• _Requirement_
Identify and copy all lines of the material where the string "точек" is found.

+++ Information given +++

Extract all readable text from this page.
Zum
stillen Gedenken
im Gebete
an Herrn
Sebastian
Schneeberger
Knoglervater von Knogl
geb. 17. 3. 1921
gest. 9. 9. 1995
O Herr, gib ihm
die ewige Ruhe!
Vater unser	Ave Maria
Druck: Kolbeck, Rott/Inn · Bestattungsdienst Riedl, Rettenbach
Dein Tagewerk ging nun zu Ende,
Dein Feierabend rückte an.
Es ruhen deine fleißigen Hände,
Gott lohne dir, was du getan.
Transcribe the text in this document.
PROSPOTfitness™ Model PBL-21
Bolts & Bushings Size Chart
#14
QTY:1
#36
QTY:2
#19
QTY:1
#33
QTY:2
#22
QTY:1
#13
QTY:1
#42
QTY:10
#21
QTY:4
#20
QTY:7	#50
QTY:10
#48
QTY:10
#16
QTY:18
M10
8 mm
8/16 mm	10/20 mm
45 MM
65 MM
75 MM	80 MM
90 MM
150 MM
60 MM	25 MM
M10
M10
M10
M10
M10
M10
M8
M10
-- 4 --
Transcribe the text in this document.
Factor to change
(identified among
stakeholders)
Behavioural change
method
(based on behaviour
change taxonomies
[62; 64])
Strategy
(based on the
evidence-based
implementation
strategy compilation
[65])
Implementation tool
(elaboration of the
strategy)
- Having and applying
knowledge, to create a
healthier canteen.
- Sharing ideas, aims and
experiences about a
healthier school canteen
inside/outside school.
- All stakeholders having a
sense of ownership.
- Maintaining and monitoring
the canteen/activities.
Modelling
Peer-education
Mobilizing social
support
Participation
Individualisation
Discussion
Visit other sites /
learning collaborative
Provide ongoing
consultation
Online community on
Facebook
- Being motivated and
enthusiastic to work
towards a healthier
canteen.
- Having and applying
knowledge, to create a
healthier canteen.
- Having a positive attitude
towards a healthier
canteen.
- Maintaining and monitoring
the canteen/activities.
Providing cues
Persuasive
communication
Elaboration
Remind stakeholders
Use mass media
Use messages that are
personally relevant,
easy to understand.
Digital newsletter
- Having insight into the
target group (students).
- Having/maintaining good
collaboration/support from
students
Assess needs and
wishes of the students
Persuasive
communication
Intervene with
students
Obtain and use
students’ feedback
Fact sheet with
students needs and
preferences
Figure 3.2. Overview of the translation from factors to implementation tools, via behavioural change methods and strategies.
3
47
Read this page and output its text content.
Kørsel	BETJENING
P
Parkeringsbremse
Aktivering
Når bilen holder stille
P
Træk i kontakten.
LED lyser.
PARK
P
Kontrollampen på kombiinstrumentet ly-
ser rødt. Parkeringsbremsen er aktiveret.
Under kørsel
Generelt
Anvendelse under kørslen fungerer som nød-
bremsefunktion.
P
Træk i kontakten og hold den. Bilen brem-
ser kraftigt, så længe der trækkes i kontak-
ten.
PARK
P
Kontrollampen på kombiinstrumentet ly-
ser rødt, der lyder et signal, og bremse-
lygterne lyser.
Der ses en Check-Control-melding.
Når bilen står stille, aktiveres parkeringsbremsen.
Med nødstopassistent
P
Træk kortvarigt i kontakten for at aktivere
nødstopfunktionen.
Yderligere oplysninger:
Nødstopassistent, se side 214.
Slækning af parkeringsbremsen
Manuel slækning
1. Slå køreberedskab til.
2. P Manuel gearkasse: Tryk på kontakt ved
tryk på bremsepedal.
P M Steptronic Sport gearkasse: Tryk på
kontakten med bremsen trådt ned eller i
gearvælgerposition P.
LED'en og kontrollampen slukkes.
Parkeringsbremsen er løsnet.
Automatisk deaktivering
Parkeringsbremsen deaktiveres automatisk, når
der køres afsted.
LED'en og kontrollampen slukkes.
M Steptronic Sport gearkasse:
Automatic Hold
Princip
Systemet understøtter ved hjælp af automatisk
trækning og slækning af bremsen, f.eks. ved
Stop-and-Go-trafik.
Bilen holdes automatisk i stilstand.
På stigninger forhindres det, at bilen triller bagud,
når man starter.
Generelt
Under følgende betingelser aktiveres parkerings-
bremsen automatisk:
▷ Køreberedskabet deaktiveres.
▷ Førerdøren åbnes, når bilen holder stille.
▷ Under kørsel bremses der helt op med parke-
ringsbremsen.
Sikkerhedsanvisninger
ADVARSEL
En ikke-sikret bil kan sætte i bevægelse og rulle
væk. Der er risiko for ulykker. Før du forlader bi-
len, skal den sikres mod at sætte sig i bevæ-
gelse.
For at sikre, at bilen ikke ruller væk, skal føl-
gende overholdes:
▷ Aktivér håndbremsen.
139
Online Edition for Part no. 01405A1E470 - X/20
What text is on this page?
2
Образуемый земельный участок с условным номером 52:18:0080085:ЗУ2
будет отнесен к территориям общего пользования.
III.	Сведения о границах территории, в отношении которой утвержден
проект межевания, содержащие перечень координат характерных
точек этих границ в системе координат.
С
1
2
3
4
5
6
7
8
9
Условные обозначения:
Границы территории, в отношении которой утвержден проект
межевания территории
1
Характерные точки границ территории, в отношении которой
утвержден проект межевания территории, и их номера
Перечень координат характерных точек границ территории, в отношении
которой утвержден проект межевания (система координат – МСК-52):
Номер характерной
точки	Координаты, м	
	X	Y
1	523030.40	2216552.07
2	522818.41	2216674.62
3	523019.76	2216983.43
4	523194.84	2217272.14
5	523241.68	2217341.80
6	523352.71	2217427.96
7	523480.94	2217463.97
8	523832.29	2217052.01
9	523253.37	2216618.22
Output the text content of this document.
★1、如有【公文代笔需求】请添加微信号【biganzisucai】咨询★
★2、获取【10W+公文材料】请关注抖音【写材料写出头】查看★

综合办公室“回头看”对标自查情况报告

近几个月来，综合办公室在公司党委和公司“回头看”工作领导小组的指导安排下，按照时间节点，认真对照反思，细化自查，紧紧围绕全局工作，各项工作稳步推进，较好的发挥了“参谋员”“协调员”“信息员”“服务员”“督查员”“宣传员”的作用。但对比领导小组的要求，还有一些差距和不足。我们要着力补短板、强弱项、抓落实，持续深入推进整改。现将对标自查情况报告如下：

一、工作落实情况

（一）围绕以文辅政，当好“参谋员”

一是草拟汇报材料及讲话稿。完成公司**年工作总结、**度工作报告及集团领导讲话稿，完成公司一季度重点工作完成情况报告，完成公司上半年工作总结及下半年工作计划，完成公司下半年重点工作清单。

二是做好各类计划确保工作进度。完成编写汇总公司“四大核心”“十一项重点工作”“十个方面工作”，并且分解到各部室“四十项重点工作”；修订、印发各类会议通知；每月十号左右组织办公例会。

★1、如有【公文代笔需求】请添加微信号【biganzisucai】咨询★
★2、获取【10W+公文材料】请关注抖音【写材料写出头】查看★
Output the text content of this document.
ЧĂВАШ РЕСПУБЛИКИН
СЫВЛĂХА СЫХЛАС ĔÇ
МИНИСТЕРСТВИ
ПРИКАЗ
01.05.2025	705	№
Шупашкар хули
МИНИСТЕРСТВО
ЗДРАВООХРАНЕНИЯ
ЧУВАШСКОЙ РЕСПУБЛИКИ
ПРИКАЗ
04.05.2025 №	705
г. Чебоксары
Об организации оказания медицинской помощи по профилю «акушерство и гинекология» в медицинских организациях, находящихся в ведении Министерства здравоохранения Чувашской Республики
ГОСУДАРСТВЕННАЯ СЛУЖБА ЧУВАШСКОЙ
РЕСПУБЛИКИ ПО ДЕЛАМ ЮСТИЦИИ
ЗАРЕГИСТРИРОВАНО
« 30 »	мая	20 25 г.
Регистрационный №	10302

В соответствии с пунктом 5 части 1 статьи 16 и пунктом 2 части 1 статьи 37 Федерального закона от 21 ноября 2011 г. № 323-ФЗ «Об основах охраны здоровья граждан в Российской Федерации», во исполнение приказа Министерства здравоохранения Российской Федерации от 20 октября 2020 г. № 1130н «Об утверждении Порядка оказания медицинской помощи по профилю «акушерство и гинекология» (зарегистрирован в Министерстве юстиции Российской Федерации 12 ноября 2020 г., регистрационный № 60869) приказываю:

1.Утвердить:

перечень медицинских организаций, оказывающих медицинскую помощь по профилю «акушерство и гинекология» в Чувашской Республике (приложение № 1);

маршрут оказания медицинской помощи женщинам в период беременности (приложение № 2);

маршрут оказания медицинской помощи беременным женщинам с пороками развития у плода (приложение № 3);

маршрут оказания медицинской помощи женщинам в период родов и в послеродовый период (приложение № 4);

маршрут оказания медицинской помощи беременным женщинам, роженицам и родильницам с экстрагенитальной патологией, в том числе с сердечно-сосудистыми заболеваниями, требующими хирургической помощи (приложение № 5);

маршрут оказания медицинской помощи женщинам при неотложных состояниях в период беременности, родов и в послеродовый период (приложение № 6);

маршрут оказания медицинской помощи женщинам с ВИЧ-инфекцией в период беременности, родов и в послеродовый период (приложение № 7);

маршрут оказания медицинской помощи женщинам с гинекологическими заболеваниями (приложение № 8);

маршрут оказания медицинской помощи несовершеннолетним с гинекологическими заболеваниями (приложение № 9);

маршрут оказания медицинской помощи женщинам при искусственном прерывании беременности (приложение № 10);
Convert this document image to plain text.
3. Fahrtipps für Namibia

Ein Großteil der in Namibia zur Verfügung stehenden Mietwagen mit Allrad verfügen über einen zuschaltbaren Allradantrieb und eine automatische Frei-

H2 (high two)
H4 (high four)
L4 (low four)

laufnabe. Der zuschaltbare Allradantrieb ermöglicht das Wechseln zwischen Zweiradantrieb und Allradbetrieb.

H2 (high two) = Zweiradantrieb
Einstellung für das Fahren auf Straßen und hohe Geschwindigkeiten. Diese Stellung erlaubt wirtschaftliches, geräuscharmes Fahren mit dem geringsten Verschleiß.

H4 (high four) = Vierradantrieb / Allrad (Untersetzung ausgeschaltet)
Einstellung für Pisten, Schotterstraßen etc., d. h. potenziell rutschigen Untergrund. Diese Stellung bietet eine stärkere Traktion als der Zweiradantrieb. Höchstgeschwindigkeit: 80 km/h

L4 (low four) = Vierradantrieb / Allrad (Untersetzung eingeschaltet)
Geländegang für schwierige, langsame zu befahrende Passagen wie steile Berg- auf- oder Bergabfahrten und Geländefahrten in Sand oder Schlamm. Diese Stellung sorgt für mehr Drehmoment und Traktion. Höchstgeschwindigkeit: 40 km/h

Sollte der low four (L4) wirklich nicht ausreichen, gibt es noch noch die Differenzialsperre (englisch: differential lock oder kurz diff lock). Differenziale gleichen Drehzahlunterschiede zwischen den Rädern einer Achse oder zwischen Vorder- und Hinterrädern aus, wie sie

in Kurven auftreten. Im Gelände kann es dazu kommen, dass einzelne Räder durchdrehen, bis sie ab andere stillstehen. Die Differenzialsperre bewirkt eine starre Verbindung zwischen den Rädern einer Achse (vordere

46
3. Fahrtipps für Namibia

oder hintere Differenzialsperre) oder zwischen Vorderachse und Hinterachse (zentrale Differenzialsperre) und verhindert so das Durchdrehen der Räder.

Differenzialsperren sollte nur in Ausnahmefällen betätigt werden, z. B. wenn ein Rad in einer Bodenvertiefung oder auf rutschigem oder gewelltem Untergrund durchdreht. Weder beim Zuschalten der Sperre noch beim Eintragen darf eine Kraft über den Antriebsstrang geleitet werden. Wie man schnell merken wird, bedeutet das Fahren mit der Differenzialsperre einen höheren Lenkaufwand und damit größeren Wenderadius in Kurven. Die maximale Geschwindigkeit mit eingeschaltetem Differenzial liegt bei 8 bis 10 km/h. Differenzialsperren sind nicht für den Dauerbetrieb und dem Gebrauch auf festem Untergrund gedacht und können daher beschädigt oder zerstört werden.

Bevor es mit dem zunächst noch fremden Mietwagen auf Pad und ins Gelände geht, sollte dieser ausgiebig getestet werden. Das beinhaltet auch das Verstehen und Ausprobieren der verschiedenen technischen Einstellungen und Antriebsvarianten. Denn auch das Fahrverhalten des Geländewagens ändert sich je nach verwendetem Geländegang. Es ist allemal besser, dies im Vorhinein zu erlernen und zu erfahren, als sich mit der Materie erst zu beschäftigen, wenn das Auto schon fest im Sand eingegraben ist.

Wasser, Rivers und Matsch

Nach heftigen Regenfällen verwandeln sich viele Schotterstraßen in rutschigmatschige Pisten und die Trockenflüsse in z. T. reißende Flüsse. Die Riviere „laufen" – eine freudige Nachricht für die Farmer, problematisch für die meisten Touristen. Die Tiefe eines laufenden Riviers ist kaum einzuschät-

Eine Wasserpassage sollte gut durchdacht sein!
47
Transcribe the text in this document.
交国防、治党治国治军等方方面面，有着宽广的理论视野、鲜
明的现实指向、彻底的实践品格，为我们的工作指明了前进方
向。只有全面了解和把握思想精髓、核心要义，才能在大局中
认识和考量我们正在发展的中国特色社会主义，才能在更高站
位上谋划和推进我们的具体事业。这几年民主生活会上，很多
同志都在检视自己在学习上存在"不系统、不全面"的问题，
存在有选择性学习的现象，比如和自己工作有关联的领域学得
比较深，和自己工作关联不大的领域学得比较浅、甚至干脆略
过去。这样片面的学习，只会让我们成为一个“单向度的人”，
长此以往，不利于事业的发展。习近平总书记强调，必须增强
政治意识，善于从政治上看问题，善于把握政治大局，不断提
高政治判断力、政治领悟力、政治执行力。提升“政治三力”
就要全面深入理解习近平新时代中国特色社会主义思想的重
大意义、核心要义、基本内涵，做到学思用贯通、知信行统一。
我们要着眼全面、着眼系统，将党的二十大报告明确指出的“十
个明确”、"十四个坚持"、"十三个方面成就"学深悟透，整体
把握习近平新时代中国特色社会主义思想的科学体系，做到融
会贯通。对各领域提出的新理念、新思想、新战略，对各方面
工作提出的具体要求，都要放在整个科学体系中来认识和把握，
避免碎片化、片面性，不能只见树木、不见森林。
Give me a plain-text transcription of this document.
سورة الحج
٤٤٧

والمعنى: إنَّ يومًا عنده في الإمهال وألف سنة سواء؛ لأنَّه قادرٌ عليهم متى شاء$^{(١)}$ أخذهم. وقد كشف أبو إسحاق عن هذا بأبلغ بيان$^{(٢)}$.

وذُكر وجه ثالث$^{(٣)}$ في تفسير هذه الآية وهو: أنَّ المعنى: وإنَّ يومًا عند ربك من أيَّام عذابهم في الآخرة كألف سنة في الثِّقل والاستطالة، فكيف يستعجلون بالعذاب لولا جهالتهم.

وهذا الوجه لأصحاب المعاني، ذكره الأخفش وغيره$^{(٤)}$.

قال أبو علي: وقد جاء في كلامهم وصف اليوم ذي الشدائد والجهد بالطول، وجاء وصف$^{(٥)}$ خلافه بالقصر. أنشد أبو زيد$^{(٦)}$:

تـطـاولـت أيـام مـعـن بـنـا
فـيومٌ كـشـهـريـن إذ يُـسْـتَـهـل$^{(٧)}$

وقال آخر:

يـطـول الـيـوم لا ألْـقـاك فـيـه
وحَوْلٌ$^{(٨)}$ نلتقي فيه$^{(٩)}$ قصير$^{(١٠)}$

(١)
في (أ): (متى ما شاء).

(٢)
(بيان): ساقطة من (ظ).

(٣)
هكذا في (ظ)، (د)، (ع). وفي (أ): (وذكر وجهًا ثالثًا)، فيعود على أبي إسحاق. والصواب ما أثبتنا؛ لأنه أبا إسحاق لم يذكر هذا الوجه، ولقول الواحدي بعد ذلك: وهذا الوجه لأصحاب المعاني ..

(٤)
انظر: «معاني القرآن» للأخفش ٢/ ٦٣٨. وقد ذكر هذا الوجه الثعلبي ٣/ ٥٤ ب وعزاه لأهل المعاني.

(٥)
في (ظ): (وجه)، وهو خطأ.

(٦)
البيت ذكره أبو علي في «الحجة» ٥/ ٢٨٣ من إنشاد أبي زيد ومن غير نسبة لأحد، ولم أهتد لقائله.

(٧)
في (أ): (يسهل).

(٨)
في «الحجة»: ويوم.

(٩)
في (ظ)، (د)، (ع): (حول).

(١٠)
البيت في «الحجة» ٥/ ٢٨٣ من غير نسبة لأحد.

+++

• _The answer_
точек этих границ в системе координат.
Перечень координат характерных точек границ территории, в отношении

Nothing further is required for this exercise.